• **Goal**
For the copy, please give all of the data again exactly and leave the pictures out.

• **Records**
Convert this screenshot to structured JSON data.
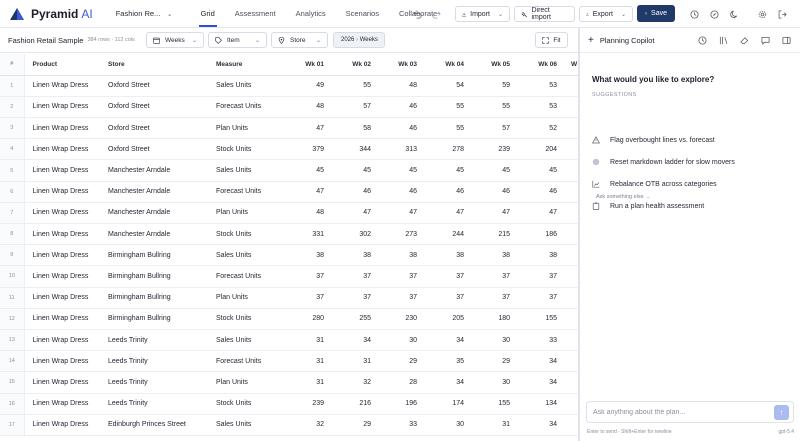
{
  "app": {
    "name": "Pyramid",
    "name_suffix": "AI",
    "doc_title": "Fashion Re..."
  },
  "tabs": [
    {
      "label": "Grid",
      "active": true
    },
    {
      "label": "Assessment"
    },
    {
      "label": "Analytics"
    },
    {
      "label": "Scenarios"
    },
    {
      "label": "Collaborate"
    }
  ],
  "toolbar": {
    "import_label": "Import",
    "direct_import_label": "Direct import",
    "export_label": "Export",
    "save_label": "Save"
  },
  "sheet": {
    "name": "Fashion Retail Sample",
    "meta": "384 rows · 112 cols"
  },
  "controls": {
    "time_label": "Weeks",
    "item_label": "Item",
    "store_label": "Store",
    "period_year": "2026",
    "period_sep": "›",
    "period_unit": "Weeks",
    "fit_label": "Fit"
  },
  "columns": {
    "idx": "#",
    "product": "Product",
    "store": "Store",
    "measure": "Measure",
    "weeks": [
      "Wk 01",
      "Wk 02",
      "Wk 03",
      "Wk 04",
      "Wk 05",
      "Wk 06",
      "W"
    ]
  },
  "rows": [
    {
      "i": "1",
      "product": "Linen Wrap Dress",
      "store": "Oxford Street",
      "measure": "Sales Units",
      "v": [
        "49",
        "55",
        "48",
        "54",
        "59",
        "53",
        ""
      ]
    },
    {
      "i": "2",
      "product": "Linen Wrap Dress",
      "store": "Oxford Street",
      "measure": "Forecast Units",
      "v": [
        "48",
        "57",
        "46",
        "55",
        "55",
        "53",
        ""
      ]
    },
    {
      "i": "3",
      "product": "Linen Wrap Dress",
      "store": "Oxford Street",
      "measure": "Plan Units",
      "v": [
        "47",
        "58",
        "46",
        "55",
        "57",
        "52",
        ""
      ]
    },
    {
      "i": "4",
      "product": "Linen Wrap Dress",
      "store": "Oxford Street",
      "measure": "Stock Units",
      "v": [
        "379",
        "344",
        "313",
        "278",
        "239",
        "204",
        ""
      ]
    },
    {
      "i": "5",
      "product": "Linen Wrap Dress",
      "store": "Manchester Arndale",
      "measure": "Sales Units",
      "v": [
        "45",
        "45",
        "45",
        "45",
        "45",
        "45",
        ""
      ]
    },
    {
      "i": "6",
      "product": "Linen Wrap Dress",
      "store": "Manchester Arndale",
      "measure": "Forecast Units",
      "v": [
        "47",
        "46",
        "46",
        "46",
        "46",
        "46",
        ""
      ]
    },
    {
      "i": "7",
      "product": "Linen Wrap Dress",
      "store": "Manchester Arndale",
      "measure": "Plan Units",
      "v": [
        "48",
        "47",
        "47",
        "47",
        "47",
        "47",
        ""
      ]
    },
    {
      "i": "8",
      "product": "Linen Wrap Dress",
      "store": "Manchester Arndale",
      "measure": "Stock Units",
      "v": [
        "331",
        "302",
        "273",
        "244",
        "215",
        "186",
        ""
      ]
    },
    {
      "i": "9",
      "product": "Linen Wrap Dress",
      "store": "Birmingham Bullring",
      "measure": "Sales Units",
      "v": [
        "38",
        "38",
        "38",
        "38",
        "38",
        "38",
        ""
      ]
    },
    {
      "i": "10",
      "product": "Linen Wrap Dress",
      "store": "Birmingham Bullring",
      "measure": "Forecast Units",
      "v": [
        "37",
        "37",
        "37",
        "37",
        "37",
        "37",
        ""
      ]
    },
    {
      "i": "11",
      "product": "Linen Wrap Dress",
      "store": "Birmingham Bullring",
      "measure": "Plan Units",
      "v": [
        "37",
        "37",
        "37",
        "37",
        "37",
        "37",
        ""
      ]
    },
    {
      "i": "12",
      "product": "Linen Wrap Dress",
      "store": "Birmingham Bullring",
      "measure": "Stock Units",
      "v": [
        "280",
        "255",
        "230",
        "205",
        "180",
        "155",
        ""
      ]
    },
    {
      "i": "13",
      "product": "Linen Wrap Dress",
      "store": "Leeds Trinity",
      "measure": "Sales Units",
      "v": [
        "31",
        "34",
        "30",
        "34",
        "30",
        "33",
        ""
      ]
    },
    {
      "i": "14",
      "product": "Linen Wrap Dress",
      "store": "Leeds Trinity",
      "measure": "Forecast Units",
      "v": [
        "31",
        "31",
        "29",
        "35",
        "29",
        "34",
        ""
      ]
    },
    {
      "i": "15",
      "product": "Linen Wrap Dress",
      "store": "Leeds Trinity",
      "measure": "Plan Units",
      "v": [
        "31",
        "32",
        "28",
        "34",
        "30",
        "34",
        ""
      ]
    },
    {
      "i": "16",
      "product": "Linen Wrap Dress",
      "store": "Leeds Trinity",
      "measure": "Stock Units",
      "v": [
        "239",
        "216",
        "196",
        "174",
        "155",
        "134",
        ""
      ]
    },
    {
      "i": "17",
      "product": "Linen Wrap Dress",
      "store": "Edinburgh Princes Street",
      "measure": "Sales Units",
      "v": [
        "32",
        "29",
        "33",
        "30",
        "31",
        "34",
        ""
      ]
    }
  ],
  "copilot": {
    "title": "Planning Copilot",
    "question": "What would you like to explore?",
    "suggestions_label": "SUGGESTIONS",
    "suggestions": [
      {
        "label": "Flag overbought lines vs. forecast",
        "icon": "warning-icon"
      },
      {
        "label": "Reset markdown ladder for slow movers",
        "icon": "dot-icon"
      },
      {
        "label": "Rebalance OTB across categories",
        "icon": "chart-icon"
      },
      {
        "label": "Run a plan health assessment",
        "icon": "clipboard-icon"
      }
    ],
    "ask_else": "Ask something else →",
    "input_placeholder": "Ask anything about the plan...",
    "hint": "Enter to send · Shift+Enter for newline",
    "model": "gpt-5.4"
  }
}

• **Response to the exercise**
Convert this screenshot to structured JSON data.
{
  "app": {
    "name": "Pyramid",
    "name_suffix": "AI",
    "doc_title": "Fashion Re..."
  },
  "tabs": [
    {
      "label": "Grid",
      "active": true
    },
    {
      "label": "Assessment"
    },
    {
      "label": "Analytics"
    },
    {
      "label": "Scenarios"
    },
    {
      "label": "Collaborate"
    }
  ],
  "toolbar": {
    "import_label": "Import",
    "direct_import_label": "Direct import",
    "export_label": "Export",
    "save_label": "Save"
  },
  "sheet": {
    "name": "Fashion Retail Sample",
    "meta": "384 rows · 112 cols"
  },
  "controls": {
    "time_label": "Weeks",
    "item_label": "Item",
    "store_label": "Store",
    "period_year": "2026",
    "period_sep": "›",
    "period_unit": "Weeks",
    "fit_label": "Fit"
  },
  "columns": {
    "idx": "#",
    "product": "Product",
    "store": "Store",
    "measure": "Measure",
    "weeks": [
      "Wk 01",
      "Wk 02",
      "Wk 03",
      "Wk 04",
      "Wk 05",
      "Wk 06",
      "W"
    ]
  },
  "rows": [
    {
      "i": "1",
      "product": "Linen Wrap Dress",
      "store": "Oxford Street",
      "measure": "Sales Units",
      "v": [
        "49",
        "55",
        "48",
        "54",
        "59",
        "53",
        ""
      ]
    },
    {
      "i": "2",
      "product": "Linen Wrap Dress",
      "store": "Oxford Street",
      "measure": "Forecast Units",
      "v": [
        "48",
        "57",
        "46",
        "55",
        "55",
        "53",
        ""
      ]
    },
    {
      "i": "3",
      "product": "Linen Wrap Dress",
      "store": "Oxford Street",
      "measure": "Plan Units",
      "v": [
        "47",
        "58",
        "46",
        "55",
        "57",
        "52",
        ""
      ]
    },
    {
      "i": "4",
      "product": "Linen Wrap Dress",
      "store": "Oxford Street",
      "measure": "Stock Units",
      "v": [
        "379",
        "344",
        "313",
        "278",
        "239",
        "204",
        ""
      ]
    },
    {
      "i": "5",
      "product": "Linen Wrap Dress",
      "store": "Manchester Arndale",
      "measure": "Sales Units",
      "v": [
        "45",
        "45",
        "45",
        "45",
        "45",
        "45",
        ""
      ]
    },
    {
      "i": "6",
      "product": "Linen Wrap Dress",
      "store": "Manchester Arndale",
      "measure": "Forecast Units",
      "v": [
        "47",
        "46",
        "46",
        "46",
        "46",
        "46",
        ""
      ]
    },
    {
      "i": "7",
      "product": "Linen Wrap Dress",
      "store": "Manchester Arndale",
      "measure": "Plan Units",
      "v": [
        "48",
        "47",
        "47",
        "47",
        "47",
        "47",
        ""
      ]
    },
    {
      "i": "8",
      "product": "Linen Wrap Dress",
      "store": "Manchester Arndale",
      "measure": "Stock Units",
      "v": [
        "331",
        "302",
        "273",
        "244",
        "215",
        "186",
        ""
      ]
    },
    {
      "i": "9",
      "product": "Linen Wrap Dress",
      "store": "Birmingham Bullring",
      "measure": "Sales Units",
      "v": [
        "38",
        "38",
        "38",
        "38",
        "38",
        "38",
        ""
      ]
    },
    {
      "i": "10",
      "product": "Linen Wrap Dress",
      "store": "Birmingham Bullring",
      "measure": "Forecast Units",
      "v": [
        "37",
        "37",
        "37",
        "37",
        "37",
        "37",
        ""
      ]
    },
    {
      "i": "11",
      "product": "Linen Wrap Dress",
      "store": "Birmingham Bullring",
      "measure": "Plan Units",
      "v": [
        "37",
        "37",
        "37",
        "37",
        "37",
        "37",
        ""
      ]
    },
    {
      "i": "12",
      "product": "Linen Wrap Dress",
      "store": "Birmingham Bullring",
      "measure": "Stock Units",
      "v": [
        "280",
        "255",
        "230",
        "205",
        "180",
        "155",
        ""
      ]
    },
    {
      "i": "13",
      "product": "Linen Wrap Dress",
      "store": "Leeds Trinity",
      "measure": "Sales Units",
      "v": [
        "31",
        "34",
        "30",
        "34",
        "30",
        "33",
        ""
      ]
    },
    {
      "i": "14",
      "product": "Linen Wrap Dress",
      "store": "Leeds Trinity",
      "measure": "Forecast Units",
      "v": [
        "31",
        "31",
        "29",
        "35",
        "29",
        "34",
        ""
      ]
    },
    {
      "i": "15",
      "product": "Linen Wrap Dress",
      "store": "Leeds Trinity",
      "measure": "Plan Units",
      "v": [
        "31",
        "32",
        "28",
        "34",
        "30",
        "34",
        ""
      ]
    },
    {
      "i": "16",
      "product": "Linen Wrap Dress",
      "store": "Leeds Trinity",
      "measure": "Stock Units",
      "v": [
        "239",
        "216",
        "196",
        "174",
        "155",
        "134",
        ""
      ]
    },
    {
      "i": "17",
      "product": "Linen Wrap Dress",
      "store": "Edinburgh Princes Street",
      "measure": "Sales Units",
      "v": [
        "32",
        "29",
        "33",
        "30",
        "31",
        "34",
        ""
      ]
    }
  ],
  "copilot": {
    "title": "Planning Copilot",
    "question": "What would you like to explore?",
    "suggestions_label": "SUGGESTIONS",
    "suggestions": [
      {
        "label": "Flag overbought lines vs. forecast",
        "icon": "warning-icon"
      },
      {
        "label": "Reset markdown ladder for slow movers",
        "icon": "dot-icon"
      },
      {
        "label": "Rebalance OTB across categories",
        "icon": "chart-icon"
      },
      {
        "label": "Run a plan health assessment",
        "icon": "clipboard-icon"
      }
    ],
    "ask_else": "Ask something else →",
    "input_placeholder": "Ask anything about the plan...",
    "hint": "Enter to send · Shift+Enter for newline",
    "model": "gpt-5.4"
  }
}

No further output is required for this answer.